Brano proposto:
::::::::
Dalla sua proprietà Blok segue lo sfacelo avanzante e vuole aderirvi. Come suscitare la tempesta purificatrice: a colpi d'ascia, con uno scongiuro musicale, con un fischiettio ebbro e autunnale? Blok andrà dove lo trarranno le forze della natura, dove lo convocherà il suo “Cristo fiammeggiante” al quale, pur con tutti i suoi “sdoppiamenti”, egli resterà sempre fedele. “La religione è una cosa sporca (preti ecc.)”, annota dopo aver scritto I dodici. “Il pensiero tremendo di questi giorni è che il problema non sta nel fatto che i soldati dell'armata rossa siano "indegni" del Gesù che oggi a loro si accompagna; ma piuttosto nel fatto che sia proprio Lui ad accompagnarli, mentre dovrebbe essere un Altro.” (24).

Commento di Orlov, uno studioso di Blok: “Un "Altro" che sia più degno di condurre il popolo verso il futuro (...)” (25).Commento di Dolgopolov, altro studioso di Blok: “Le forze della natura esigevano da Blok una incondizionata sottomissione, poiché, chiunque esse fossero, era dalle loro mani che usciva la storia. Blok vi si sottomise. E fu la sottomissione alla necessità storica, alla storia stessa (…)” (26).

Commento di Lunac'arskij:

Così vanno con passo sovrano,
E a distanza segui tu, poeta,
Dietro ad un vessillo come il sangue rosso,
Intonando le strofe che son loro.
Conquistare ti sei lasciato infine
Dalla romanza tragica e crudele.
Ma di vittoria tu non hai speranza,
Giacché non è cosa per te, il socialismo.

E infine lo stesso Blok:

“Voi non fate che ascoltare”, dice il poeta. “Vagar per le strade, catturare frammenti di parole ignote. E poi venir qua a raccontar l'anima propria a un prestanome.
“Il cameriere:
“E' poco chiaro, ma molto raffinato (...) (Si stacca dal tavolo e accorre alla chiamata di un avventore. Il poeta scrive su un taccuino)” (28).
::::::::
Voci della raccolta:
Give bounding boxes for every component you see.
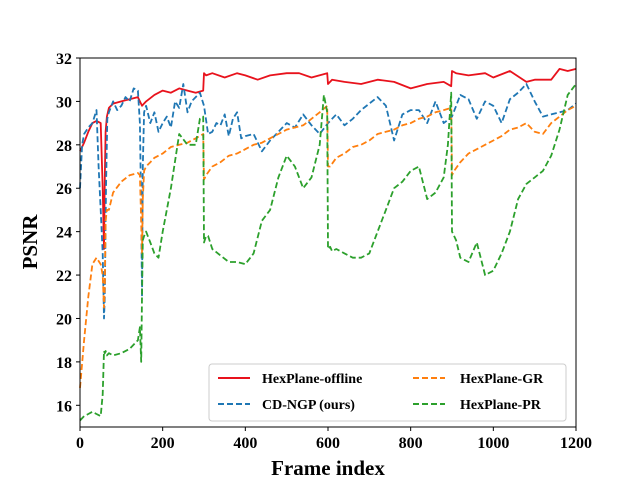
y-axis-label: PSNR: [18, 214, 42, 270]
legend-label-hexplane-pr: HexPlane-PR: [460, 398, 542, 413]
y-tick-label: 18: [56, 355, 72, 372]
legend-box: [208, 363, 567, 422]
series-line-cd-ngp-ours: [79, 83, 577, 320]
series-layer: [79, 68, 577, 422]
series-line-hexplane-pr: [79, 83, 577, 422]
x-tick-label: 200: [151, 435, 175, 452]
x-tick-label: 800: [399, 435, 423, 452]
y-tick-label: 28: [56, 138, 72, 155]
y-tick-label: 22: [56, 268, 72, 285]
x-tick-label: 400: [233, 435, 257, 452]
x-axis-label: Frame index: [271, 456, 385, 480]
y-tick-label: 32: [56, 51, 72, 68]
y-tick-label: 26: [56, 181, 72, 198]
x-tick-label: 1200: [560, 435, 592, 452]
legend-label-hexplane-offline: HexPlane-offline: [262, 372, 362, 387]
axes-layer: 0 200 400 600 800 1000 1200 16 18 20 22 24 26 28 30 32: [56, 51, 592, 452]
y-tick-label: 16: [56, 398, 72, 415]
series-line-hexplane-gr: [79, 104, 577, 388]
legend: HexPlane-offline CD-NGP (ours) HexPlane-…: [208, 363, 567, 422]
legend-label-hexplane-gr: HexPlane-GR: [460, 372, 544, 387]
y-tick-label: 30: [56, 94, 72, 111]
legend-label-cd-ngp: CD-NGP (ours): [262, 398, 355, 413]
y-tick-label: 20: [56, 311, 72, 328]
x-tick-label: 1000: [477, 435, 509, 452]
x-tick-label: 0: [76, 435, 84, 452]
y-tick-label: 24: [56, 225, 72, 242]
x-tick-label: 600: [316, 435, 340, 452]
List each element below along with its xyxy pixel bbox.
::::::::
Completare quanto segue:
[1] Secondo il brano su Blok, quale annotazione sulla religione fa Blok dopo aver scritto I dodici?
[2] Spieghi, in base al commento di Dolgopolov riportato nel brano su Blok, perché le forze della natura esigevano da Blok una sottomissione incondizionata.
L'elenco non ha alcun legame con il brano su Blok.

Soluzioni per esercizio:
[1] Annota che la religione è una cosa sporca (preti ecc.).

[2] Le forze della natura esigevano da Blok una sottomissione incondizionata perché, chiunque esse fossero, era dalle loro mani che usciva la storia. Per questo la sottomissione di Blok fu una sottomissione alla necessità storica, alla storia stessa.